[BEGIN]
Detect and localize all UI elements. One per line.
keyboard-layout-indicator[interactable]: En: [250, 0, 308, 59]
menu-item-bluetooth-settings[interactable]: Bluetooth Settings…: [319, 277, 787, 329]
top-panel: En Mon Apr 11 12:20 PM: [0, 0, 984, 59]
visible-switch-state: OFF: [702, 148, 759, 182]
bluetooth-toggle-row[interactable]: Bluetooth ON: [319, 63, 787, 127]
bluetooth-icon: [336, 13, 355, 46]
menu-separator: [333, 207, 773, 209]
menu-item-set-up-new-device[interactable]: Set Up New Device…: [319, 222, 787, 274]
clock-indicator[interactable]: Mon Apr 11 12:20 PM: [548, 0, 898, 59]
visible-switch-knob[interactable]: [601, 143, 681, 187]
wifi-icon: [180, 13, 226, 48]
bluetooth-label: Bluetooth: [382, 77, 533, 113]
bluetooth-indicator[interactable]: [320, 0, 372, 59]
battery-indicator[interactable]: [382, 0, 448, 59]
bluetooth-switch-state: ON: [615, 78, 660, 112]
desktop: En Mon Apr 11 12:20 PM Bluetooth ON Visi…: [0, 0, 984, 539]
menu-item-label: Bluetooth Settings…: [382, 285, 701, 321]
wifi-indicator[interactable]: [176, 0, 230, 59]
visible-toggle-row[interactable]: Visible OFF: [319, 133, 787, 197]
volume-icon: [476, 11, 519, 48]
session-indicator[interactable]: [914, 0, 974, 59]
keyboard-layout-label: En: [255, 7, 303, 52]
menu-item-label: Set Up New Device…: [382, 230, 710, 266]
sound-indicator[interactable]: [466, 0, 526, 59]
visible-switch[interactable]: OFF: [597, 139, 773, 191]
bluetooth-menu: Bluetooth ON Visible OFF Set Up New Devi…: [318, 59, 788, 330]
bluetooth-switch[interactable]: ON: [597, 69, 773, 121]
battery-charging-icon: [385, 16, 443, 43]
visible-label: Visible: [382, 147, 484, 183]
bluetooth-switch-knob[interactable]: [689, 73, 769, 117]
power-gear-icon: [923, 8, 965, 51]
[END]
[WORK TO BE COMPLETED]: Copy out every line of the material above verbatim, keeping the original order.

[EXERCISE OUTPUT]:
Detect and localize all UI elements. One per line.
keyboard-layout-indicator[interactable]: En: [250, 0, 308, 59]
menu-item-bluetooth-settings[interactable]: Bluetooth Settings…: [319, 277, 787, 329]
top-panel: En Mon Apr 11 12:20 PM: [0, 0, 984, 59]
visible-switch-state: OFF: [702, 148, 759, 182]
bluetooth-toggle-row[interactable]: Bluetooth ON: [319, 63, 787, 127]
bluetooth-icon: [336, 13, 355, 46]
menu-separator: [333, 207, 773, 209]
menu-item-set-up-new-device[interactable]: Set Up New Device…: [319, 222, 787, 274]
clock-indicator[interactable]: Mon Apr 11 12:20 PM: [548, 0, 898, 59]
visible-switch-knob[interactable]: [601, 143, 681, 187]
wifi-icon: [180, 13, 226, 48]
bluetooth-label: Bluetooth: [382, 77, 533, 113]
bluetooth-indicator[interactable]: [320, 0, 372, 59]
battery-indicator[interactable]: [382, 0, 448, 59]
bluetooth-switch-state: ON: [615, 78, 660, 112]
desktop: En Mon Apr 11 12:20 PM Bluetooth ON Visi…: [0, 0, 984, 539]
menu-item-label: Bluetooth Settings…: [382, 285, 701, 321]
wifi-indicator[interactable]: [176, 0, 230, 59]
visible-toggle-row[interactable]: Visible OFF: [319, 133, 787, 197]
volume-icon: [476, 11, 519, 48]
session-indicator[interactable]: [914, 0, 974, 59]
keyboard-layout-label: En: [255, 7, 303, 52]
menu-item-label: Set Up New Device…: [382, 230, 710, 266]
sound-indicator[interactable]: [466, 0, 526, 59]
visible-switch[interactable]: OFF: [597, 139, 773, 191]
bluetooth-menu: Bluetooth ON Visible OFF Set Up New Devi…: [318, 59, 788, 330]
bluetooth-switch[interactable]: ON: [597, 69, 773, 121]
battery-charging-icon: [385, 16, 443, 43]
visible-label: Visible: [382, 147, 484, 183]
bluetooth-switch-knob[interactable]: [689, 73, 769, 117]
power-gear-icon: [923, 8, 965, 51]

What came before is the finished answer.